:: TASK INPUTS ::
···

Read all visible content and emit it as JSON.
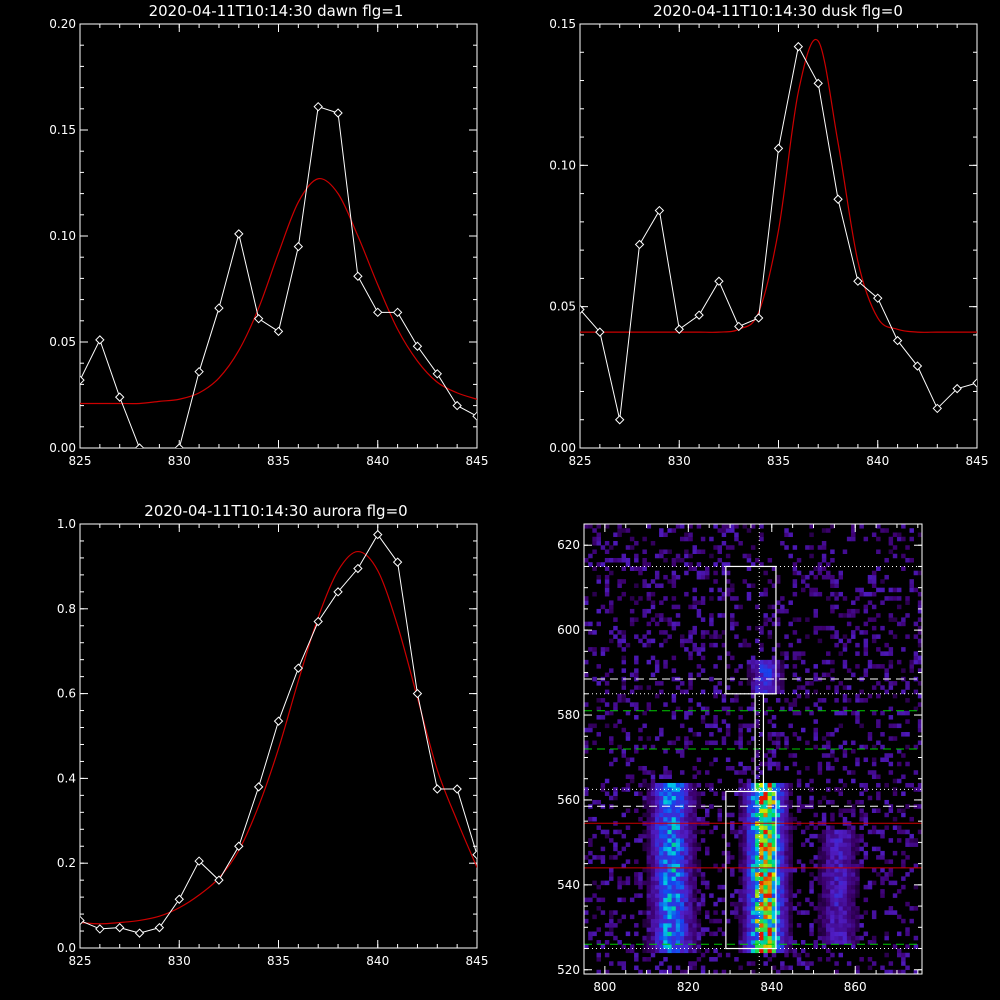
{
  "colors": {
    "background": "#000000",
    "axes": "#ffffff",
    "data_line": "#ffffff",
    "fit_line": "#cc0000",
    "box": "#ffffff",
    "guide_white": "#ffffff",
    "guide_green": "#00cc00",
    "guide_red": "#cc0000"
  },
  "chart_data": [
    {
      "type": "line",
      "title": "2020-04-11T10:14:30 dawn flg=1",
      "xlim": [
        825,
        845
      ],
      "ylim": [
        0,
        0.2
      ],
      "x_ticks": [
        "825",
        "830",
        "835",
        "840",
        "845"
      ],
      "y_ticks": [
        "0.00",
        "0.05",
        "0.10",
        "0.15",
        "0.20"
      ],
      "x": [
        825,
        826,
        827,
        828,
        829,
        830,
        831,
        832,
        833,
        834,
        835,
        836,
        837,
        838,
        839,
        840,
        841,
        842,
        843,
        844,
        845
      ],
      "series": [
        {
          "role": "data",
          "marker": "diamond",
          "values": [
            0.032,
            0.051,
            0.024,
            0.0,
            -0.002,
            0.0,
            0.036,
            0.066,
            0.101,
            0.061,
            0.055,
            0.095,
            0.161,
            0.158,
            0.081,
            0.064,
            0.064,
            0.048,
            0.035,
            0.02,
            0.015
          ]
        },
        {
          "role": "fit",
          "values": [
            0.021,
            0.021,
            0.021,
            0.021,
            0.022,
            0.023,
            0.026,
            0.033,
            0.046,
            0.066,
            0.092,
            0.116,
            0.127,
            0.12,
            0.1,
            0.077,
            0.056,
            0.041,
            0.031,
            0.026,
            0.023
          ]
        }
      ]
    },
    {
      "type": "line",
      "title": "2020-04-11T10:14:30 dusk flg=0",
      "xlim": [
        825,
        845
      ],
      "ylim": [
        0,
        0.15
      ],
      "x_ticks": [
        "825",
        "830",
        "835",
        "840",
        "845"
      ],
      "y_ticks": [
        "0.00",
        "0.05",
        "0.10",
        "0.15"
      ],
      "x": [
        825,
        826,
        827,
        828,
        829,
        830,
        831,
        832,
        833,
        834,
        835,
        836,
        837,
        838,
        839,
        840,
        841,
        842,
        843,
        844,
        845
      ],
      "series": [
        {
          "role": "data",
          "marker": "diamond",
          "values": [
            0.049,
            0.041,
            0.01,
            0.072,
            0.084,
            0.042,
            0.047,
            0.059,
            0.043,
            0.046,
            0.106,
            0.142,
            0.129,
            0.088,
            0.059,
            0.053,
            0.038,
            0.029,
            0.014,
            0.021,
            0.023
          ]
        },
        {
          "role": "fit",
          "values": [
            0.041,
            0.041,
            0.041,
            0.041,
            0.041,
            0.041,
            0.041,
            0.041,
            0.042,
            0.048,
            0.077,
            0.126,
            0.144,
            0.108,
            0.066,
            0.046,
            0.042,
            0.041,
            0.041,
            0.041,
            0.041
          ]
        }
      ]
    },
    {
      "type": "line",
      "title": "2020-04-11T10:14:30 aurora flg=0",
      "xlim": [
        825,
        845
      ],
      "ylim": [
        0,
        1.0
      ],
      "x_ticks": [
        "825",
        "830",
        "835",
        "840",
        "845"
      ],
      "y_ticks": [
        "0.0",
        "0.2",
        "0.4",
        "0.6",
        "0.8",
        "1.0"
      ],
      "x": [
        825,
        826,
        827,
        828,
        829,
        830,
        831,
        832,
        833,
        834,
        835,
        836,
        837,
        838,
        839,
        840,
        841,
        842,
        843,
        844,
        845
      ],
      "series": [
        {
          "role": "data",
          "marker": "diamond",
          "values": [
            0.065,
            0.045,
            0.048,
            0.035,
            0.048,
            0.115,
            0.205,
            0.16,
            0.24,
            0.38,
            0.535,
            0.66,
            0.77,
            0.84,
            0.895,
            0.975,
            0.91,
            0.6,
            0.375,
            0.375,
            0.22
          ]
        },
        {
          "role": "fit",
          "values": [
            0.06,
            0.057,
            0.06,
            0.065,
            0.075,
            0.095,
            0.125,
            0.165,
            0.23,
            0.335,
            0.47,
            0.63,
            0.78,
            0.89,
            0.935,
            0.89,
            0.76,
            0.59,
            0.42,
            0.3,
            0.19
          ]
        }
      ]
    },
    {
      "type": "heatmap",
      "xlim": [
        795,
        876
      ],
      "ylim": [
        519,
        625
      ],
      "x_ticks": [
        "800",
        "820",
        "840",
        "860"
      ],
      "y_ticks": [
        "520",
        "540",
        "560",
        "580",
        "600",
        "620"
      ],
      "boxes": [
        {
          "x": [
            829,
            841
          ],
          "y": [
            585,
            615
          ]
        },
        {
          "x": [
            829,
            841
          ],
          "y": [
            525,
            562
          ]
        },
        {
          "x": [
            836,
            838
          ],
          "y": [
            562,
            585
          ]
        }
      ],
      "vlines": [
        {
          "x": 837,
          "style": "dotted",
          "color_key": "guide_white"
        }
      ],
      "hlines": [
        {
          "y": 615,
          "style": "dotted",
          "color_key": "guide_white"
        },
        {
          "y": 588.5,
          "style": "dashed",
          "color_key": "guide_white"
        },
        {
          "y": 585,
          "style": "dotted",
          "color_key": "guide_white"
        },
        {
          "y": 581,
          "style": "dashed",
          "color_key": "guide_green"
        },
        {
          "y": 572,
          "style": "dashed",
          "color_key": "guide_green"
        },
        {
          "y": 562.5,
          "style": "dotted",
          "color_key": "guide_white"
        },
        {
          "y": 558.5,
          "style": "dashed",
          "color_key": "guide_white"
        },
        {
          "y": 554.5,
          "style": "solid",
          "color_key": "guide_red"
        },
        {
          "y": 544,
          "style": "solid",
          "color_key": "guide_red"
        },
        {
          "y": 526,
          "style": "dashed",
          "color_key": "guide_green"
        },
        {
          "y": 525,
          "style": "dotted",
          "color_key": "guide_white"
        }
      ],
      "bands": [
        {
          "x_center": 838.5,
          "x_width": 5.0,
          "y_range": [
            524,
            563
          ],
          "peak": 1.0
        },
        {
          "x_center": 816.0,
          "x_width": 5.5,
          "y_range": [
            524,
            563
          ],
          "peak": 0.6
        },
        {
          "x_center": 838.5,
          "x_width": 4.0,
          "y_range": [
            585,
            592
          ],
          "peak": 0.45
        },
        {
          "x_center": 856.0,
          "x_width": 5.0,
          "y_range": [
            526,
            552
          ],
          "peak": 0.3
        }
      ]
    }
  ]
}
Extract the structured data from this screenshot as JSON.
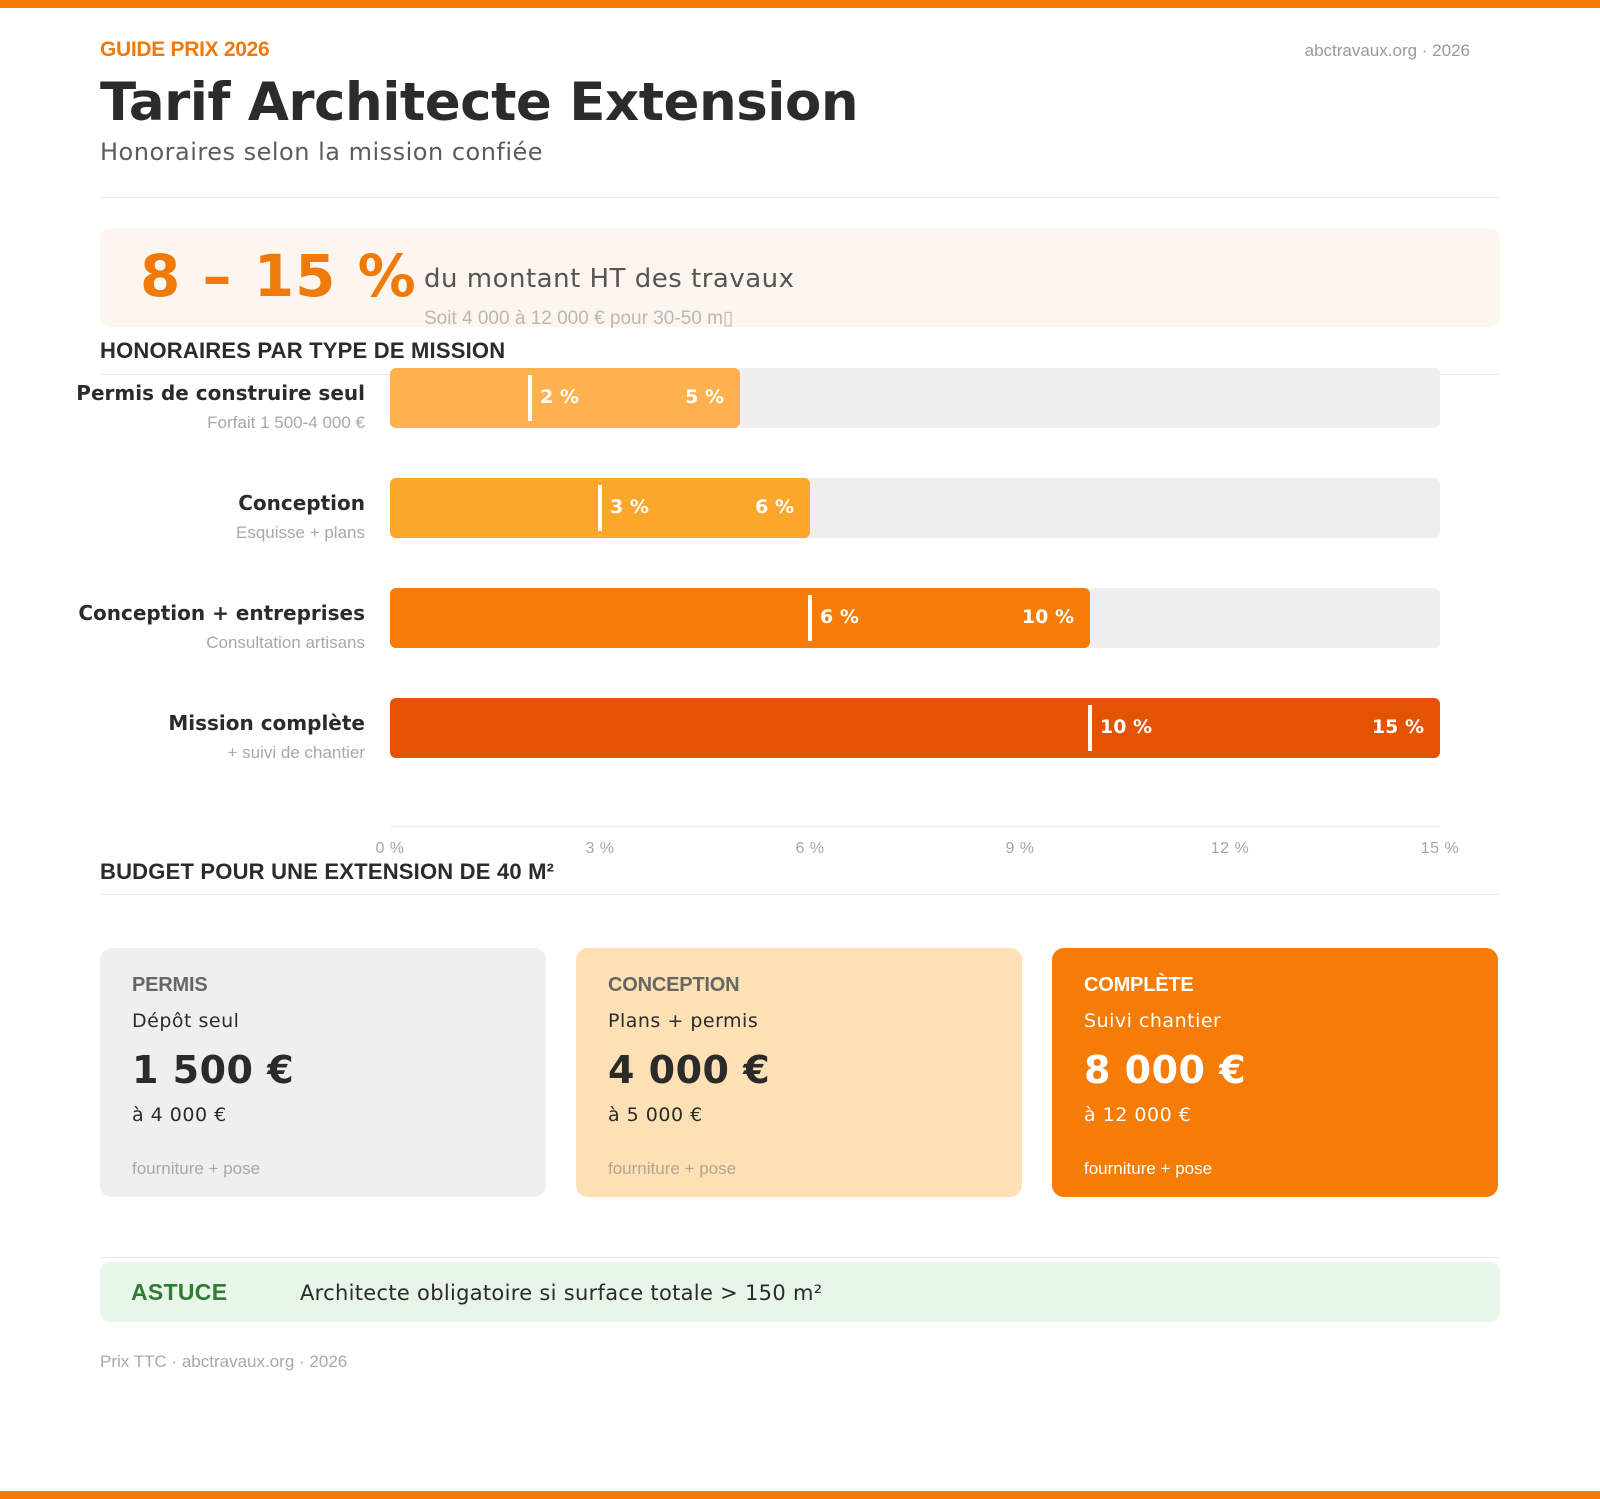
{
  "header": {
    "kicker": "GUIDE PRIX 2026",
    "source": "abctravaux.org · 2026",
    "title": "Tarif Architecte Extension",
    "subtitle": "Honoraires selon la mission confiée"
  },
  "hero": {
    "range": "8 – 15 %",
    "text": "du montant HT des travaux",
    "note": "Soit 4 000 à 12 000 € pour 30-50 m▯"
  },
  "section_missions": "HONORAIRES PAR TYPE DE MISSION",
  "chart_data": {
    "type": "bar",
    "orientation": "horizontal-range",
    "xlim": [
      0,
      15
    ],
    "x_ticks": [
      "0 %",
      "3 %",
      "6 %",
      "9 %",
      "12 %",
      "15 %"
    ],
    "x_tick_values": [
      0,
      3,
      6,
      9,
      12,
      15
    ],
    "grid": false,
    "rows": [
      {
        "label": "Permis de construire seul",
        "sub": "Forfait 1 500-4 000 €",
        "low": 2,
        "high": 5,
        "low_label": "2 %",
        "high_label": "5 %",
        "color": "#fdb14f"
      },
      {
        "label": "Conception",
        "sub": "Esquisse + plans",
        "low": 3,
        "high": 6,
        "low_label": "3 %",
        "high_label": "6 %",
        "color": "#fba72b"
      },
      {
        "label": "Conception + entreprises",
        "sub": "Consultation artisans",
        "low": 6,
        "high": 10,
        "low_label": "6 %",
        "high_label": "10 %",
        "color": "#f57c06"
      },
      {
        "label": "Mission complète",
        "sub": "+ suivi de chantier",
        "low": 10,
        "high": 15,
        "low_label": "10 %",
        "high_label": "15 %",
        "color": "#e35302"
      }
    ],
    "track_color": "#efefef"
  },
  "section_budget": "BUDGET POUR UNE EXTENSION DE 40 M²",
  "cards": [
    {
      "category": "PERMIS",
      "desc": "Dépôt seul",
      "price": "1 500 €",
      "to": "à 4 000 €",
      "foot": "fourniture + pose",
      "bg": "#efefef",
      "cat_color": "#666666",
      "text_color": "#2b2b2b",
      "foot_color": "#a8a8a8"
    },
    {
      "category": "CONCEPTION",
      "desc": "Plans + permis",
      "price": "4 000 €",
      "to": "à 5 000 €",
      "foot": "fourniture + pose",
      "bg": "#fde0b4",
      "cat_color": "#666666",
      "text_color": "#2b2b2b",
      "foot_color": "#b3a491"
    },
    {
      "category": "COMPLÈTE",
      "desc": "Suivi chantier",
      "price": "8 000 €",
      "to": "à 12 000 €",
      "foot": "fourniture + pose",
      "bg": "#f57c06",
      "cat_color": "#ffffff",
      "text_color": "#ffffff",
      "foot_color": "#ffffff"
    }
  ],
  "tip": {
    "label": "ASTUCE",
    "text": "Architecte obligatoire si surface totale > 150 m²"
  },
  "footer": "Prix TTC · abctravaux.org · 2026"
}
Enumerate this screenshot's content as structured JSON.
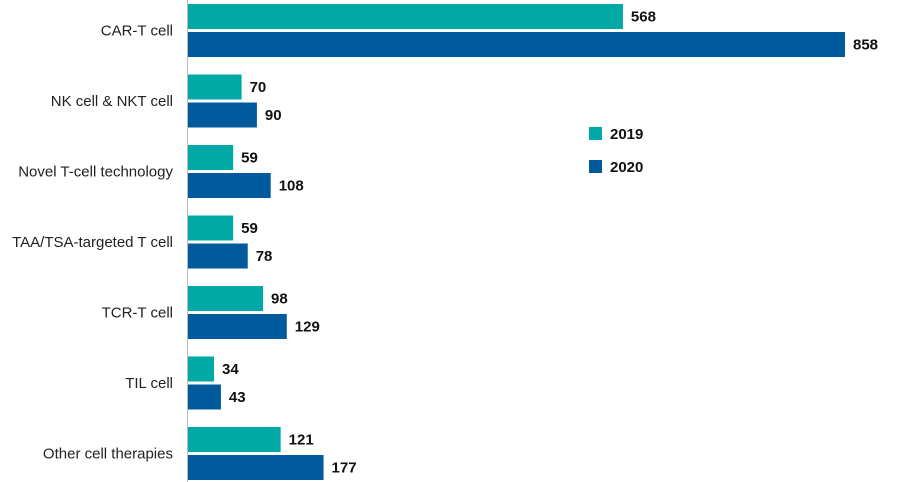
{
  "chart_data": {
    "type": "bar",
    "orientation": "horizontal",
    "categories": [
      "CAR-T cell",
      "NK cell & NKT cell",
      "Novel T-cell technology",
      "TAA/TSA-targeted T cell",
      "TCR-T cell",
      "TIL cell",
      "Other cell therapies"
    ],
    "series": [
      {
        "name": "2019",
        "color": "#00A9A6",
        "values": [
          568,
          70,
          59,
          59,
          98,
          34,
          121
        ]
      },
      {
        "name": "2020",
        "color": "#005A9C",
        "values": [
          858,
          90,
          108,
          78,
          129,
          43,
          177
        ]
      }
    ],
    "xlim": [
      0,
      858
    ],
    "grid": false,
    "legend": "center-right",
    "data_labels": true
  }
}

···

:: WRITTEN INSTRUCTION ::
Emit an exact copy of the lines from the line bearing "Enumerate this screenshot's" through the last line above, inclusive, and leave the images out.

:: PROBLEM SOLUTION ::
Enumerate this screenshot's content as structured JSON.
{
  "chart_data": {
    "type": "bar",
    "orientation": "horizontal",
    "categories": [
      "CAR-T cell",
      "NK cell & NKT cell",
      "Novel T-cell technology",
      "TAA/TSA-targeted T cell",
      "TCR-T cell",
      "TIL cell",
      "Other cell therapies"
    ],
    "series": [
      {
        "name": "2019",
        "color": "#00A9A6",
        "values": [
          568,
          70,
          59,
          59,
          98,
          34,
          121
        ]
      },
      {
        "name": "2020",
        "color": "#005A9C",
        "values": [
          858,
          90,
          108,
          78,
          129,
          43,
          177
        ]
      }
    ],
    "xlim": [
      0,
      858
    ],
    "grid": false,
    "legend": "center-right",
    "data_labels": true
  }
}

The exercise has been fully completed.